Excerpts from a figure dataset
+ + + + + + +
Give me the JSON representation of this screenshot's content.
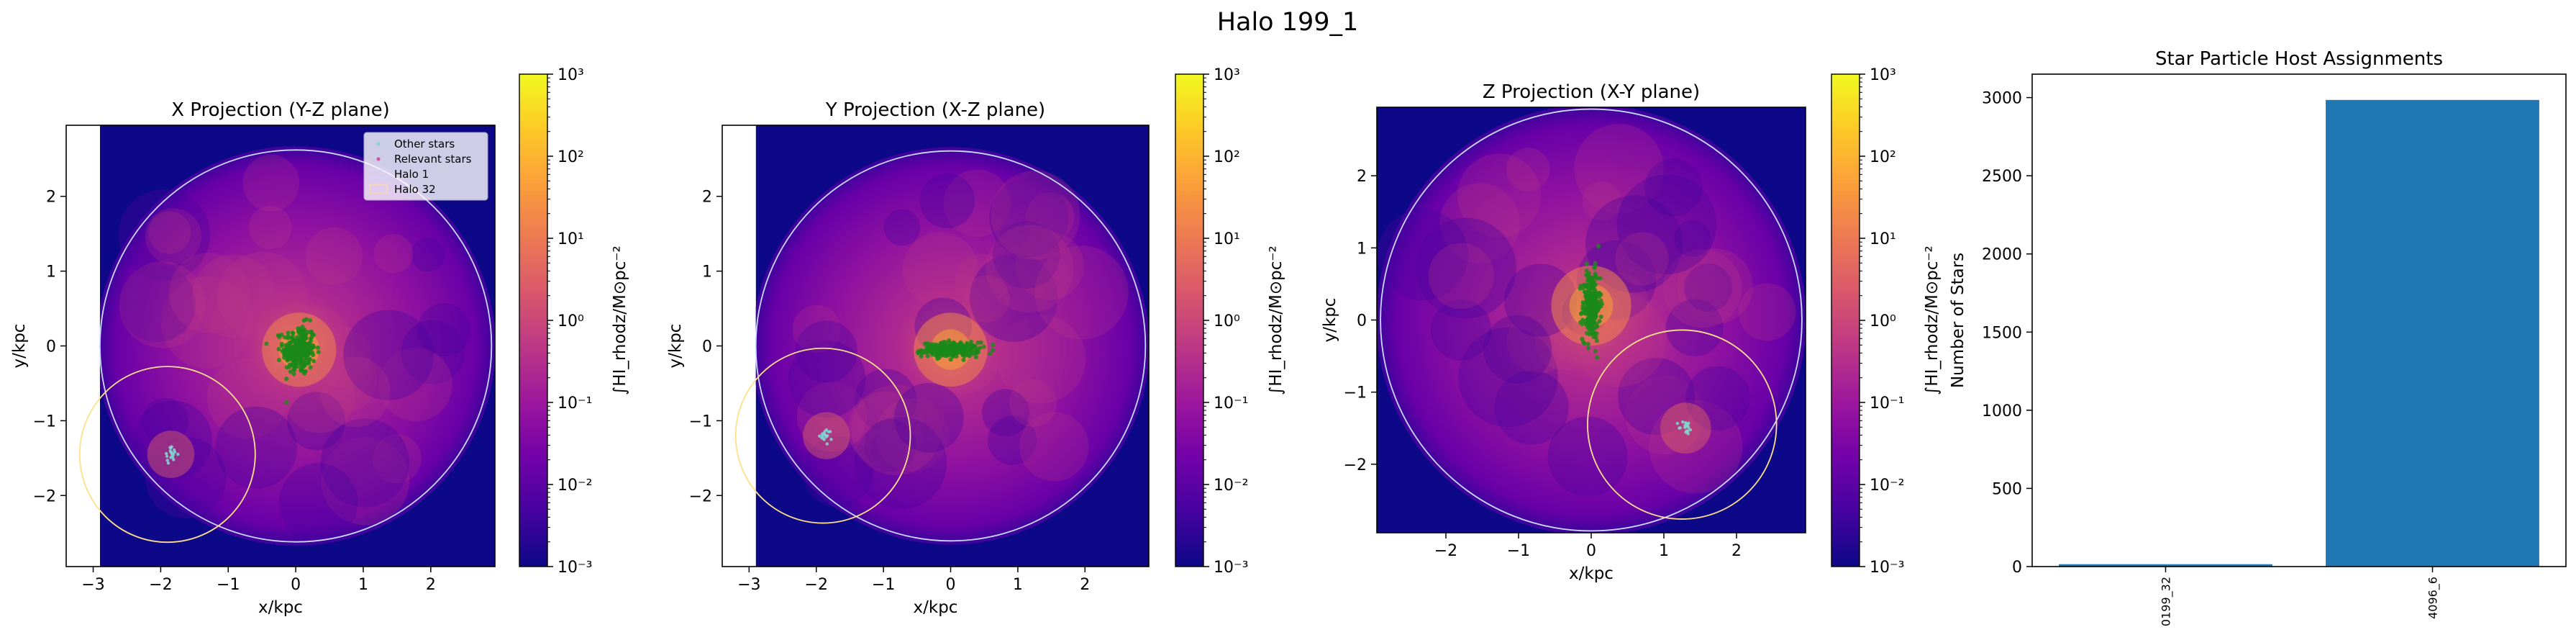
{
  "figure": {
    "suptitle": "Halo 199_1"
  },
  "colors": {
    "colormap": [
      "#0d0887",
      "#46039f",
      "#7201a8",
      "#9c179e",
      "#bd3786",
      "#d8576b",
      "#ed7953",
      "#fb9f3a",
      "#fdca26",
      "#f0f921"
    ],
    "background": "#0d0887",
    "halo_1_circle": "#c8d8ff",
    "halo_32_circle": "#ffe08a",
    "relevant_stars": "#1a8a1a",
    "other_stars": "#7fd4d0",
    "bar": "#1f77b4"
  },
  "chart_data": [
    {
      "type": "heatmap",
      "title": "X Projection (Y-Z plane)",
      "xlabel": "x/kpc",
      "ylabel": "y/kpc",
      "xlim": [
        -3.4,
        2.95
      ],
      "ylim": [
        -2.95,
        2.95
      ],
      "extent_x": [
        -2.9,
        2.95
      ],
      "xticks": [
        -3,
        -2,
        -1,
        0,
        1,
        2
      ],
      "yticks": [
        -2,
        -1,
        0,
        1,
        2
      ],
      "colorbar": {
        "label": "∫HI_rhodz/M⊙pc⁻²",
        "scale": "log",
        "range": [
          0.001,
          1000
        ],
        "tick_labels": [
          "10⁻³",
          "10⁻²",
          "10⁻¹",
          "10⁰",
          "10¹",
          "10²",
          "10³"
        ]
      },
      "legend": {
        "placement": "upper right",
        "entries": [
          "Other stars",
          "Relevant stars",
          "Halo 1",
          "Halo 32"
        ]
      },
      "halos": [
        {
          "name": "Halo 1",
          "center": [
            0,
            0
          ],
          "radius": 2.9
        },
        {
          "name": "Halo 32",
          "center": [
            -1.9,
            -1.45
          ],
          "radius": 1.3
        }
      ],
      "relevant_star_cluster": {
        "center": [
          0.05,
          -0.05
        ],
        "spread": [
          0.2,
          0.28
        ]
      },
      "other_star_cluster": {
        "center": [
          -1.85,
          -1.45
        ],
        "spread": [
          0.05,
          0.05
        ]
      }
    },
    {
      "type": "heatmap",
      "title": "Y Projection (X-Z plane)",
      "xlabel": "x/kpc",
      "ylabel": "y/kpc",
      "xlim": [
        -3.4,
        2.95
      ],
      "ylim": [
        -2.95,
        2.95
      ],
      "extent_x": [
        -2.9,
        2.95
      ],
      "xticks": [
        -3,
        -2,
        -1,
        0,
        1,
        2
      ],
      "yticks": [
        -2,
        -1,
        0,
        1,
        2
      ],
      "colorbar": {
        "label": "∫HI_rhodz/M⊙pc⁻²",
        "scale": "log",
        "range": [
          0.001,
          1000
        ],
        "tick_labels": [
          "10⁻³",
          "10⁻²",
          "10⁻¹",
          "10⁰",
          "10¹",
          "10²",
          "10³"
        ]
      },
      "halos": [
        {
          "name": "Halo 1",
          "center": [
            0,
            0
          ],
          "radius": 2.9
        },
        {
          "name": "Halo 32",
          "center": [
            -1.9,
            -1.2
          ],
          "radius": 1.3
        }
      ],
      "relevant_star_cluster": {
        "center": [
          0.0,
          -0.05
        ],
        "spread": [
          0.35,
          0.08
        ]
      },
      "other_star_cluster": {
        "center": [
          -1.85,
          -1.2
        ],
        "spread": [
          0.05,
          0.05
        ]
      }
    },
    {
      "type": "heatmap",
      "title": "Z Projection (X-Y plane)",
      "xlabel": "x/kpc",
      "ylabel": "y/kpc",
      "xlim": [
        -2.95,
        2.95
      ],
      "ylim": [
        -2.95,
        2.95
      ],
      "extent_x": [
        -2.95,
        2.95
      ],
      "xticks": [
        -2,
        -1,
        0,
        1,
        2
      ],
      "yticks": [
        -2,
        -1,
        0,
        1,
        2
      ],
      "colorbar": {
        "label": "∫HI_rhodz/M⊙pc⁻²",
        "scale": "log",
        "range": [
          0.001,
          1000
        ],
        "tick_labels": [
          "10⁻³",
          "10⁻²",
          "10⁻¹",
          "10⁰",
          "10¹",
          "10²",
          "10³"
        ]
      },
      "halos": [
        {
          "name": "Halo 1",
          "center": [
            0,
            0
          ],
          "radius": 2.9
        },
        {
          "name": "Halo 32",
          "center": [
            1.25,
            -1.45
          ],
          "radius": 1.3
        }
      ],
      "relevant_star_cluster": {
        "center": [
          0.0,
          0.2
        ],
        "spread": [
          0.1,
          0.4
        ]
      },
      "other_star_cluster": {
        "center": [
          1.3,
          -1.5
        ],
        "spread": [
          0.05,
          0.05
        ]
      }
    },
    {
      "type": "bar",
      "title": "Star Particle Host Assignments",
      "xlabel": "",
      "ylabel": "Number of Stars",
      "categories": [
        "0199_32",
        "4096_6"
      ],
      "values": [
        15,
        2985
      ],
      "ylim": [
        0,
        3150
      ],
      "yticks": [
        0,
        500,
        1000,
        1500,
        2000,
        2500,
        3000
      ]
    }
  ]
}
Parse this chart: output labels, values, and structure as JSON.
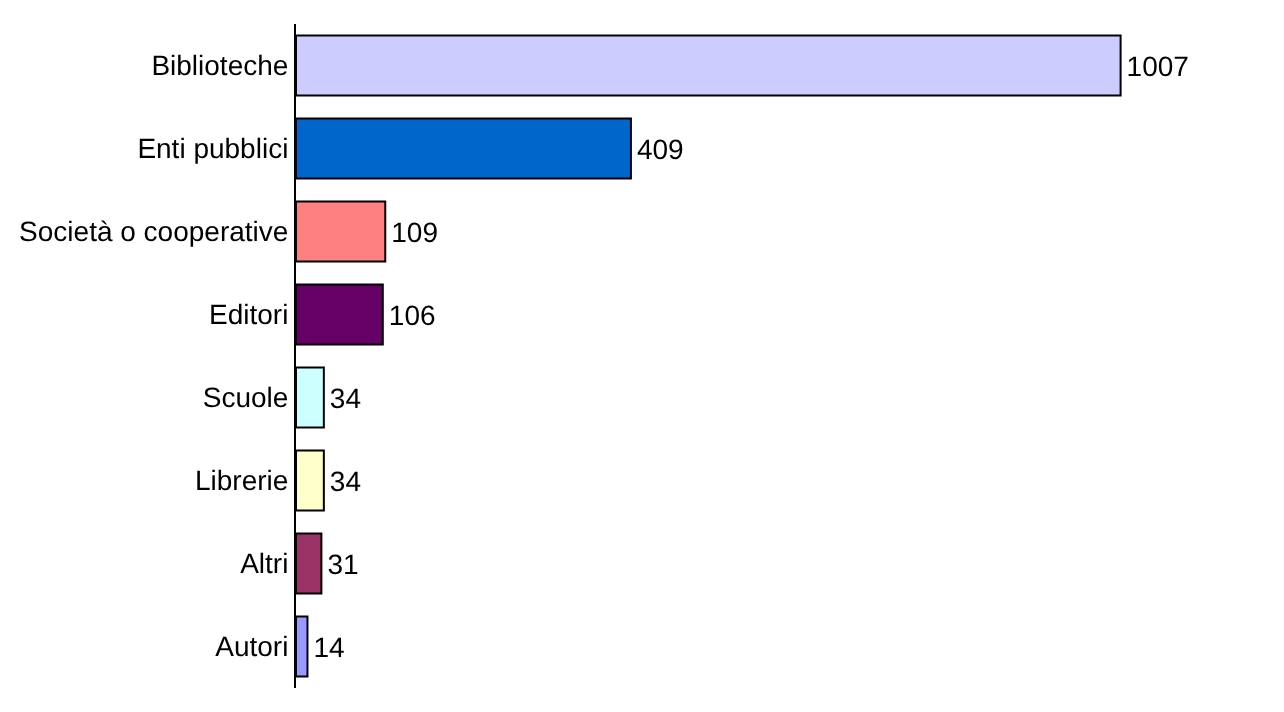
{
  "chart_data": {
    "type": "bar",
    "orientation": "horizontal",
    "categories": [
      "Biblioteche",
      "Enti pubblici",
      "Società o cooperative",
      "Editori",
      "Scuole",
      "Librerie",
      "Altri",
      "Autori"
    ],
    "values": [
      1007,
      409,
      109,
      106,
      34,
      34,
      31,
      14
    ],
    "colors": [
      "#ccccff",
      "#0066cc",
      "#ff8080",
      "#660066",
      "#ccffff",
      "#ffffcc",
      "#993366",
      "#9999ff"
    ],
    "data_labels": true
  }
}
+ + + + + + +
→ Request: Take the lines from the one containing "Parse this chart: output" through the final line of the listing above and print them exactly, including both ends but no pictures.

→ Answer to the task:
Parse this chart: output labels, values, and structure as JSON.
{
  "chart_data": {
    "type": "bar",
    "orientation": "horizontal",
    "categories": [
      "Biblioteche",
      "Enti pubblici",
      "Società o cooperative",
      "Editori",
      "Scuole",
      "Librerie",
      "Altri",
      "Autori"
    ],
    "values": [
      1007,
      409,
      109,
      106,
      34,
      34,
      31,
      14
    ],
    "colors": [
      "#ccccff",
      "#0066cc",
      "#ff8080",
      "#660066",
      "#ccffff",
      "#ffffcc",
      "#993366",
      "#9999ff"
    ],
    "data_labels": true
  }
}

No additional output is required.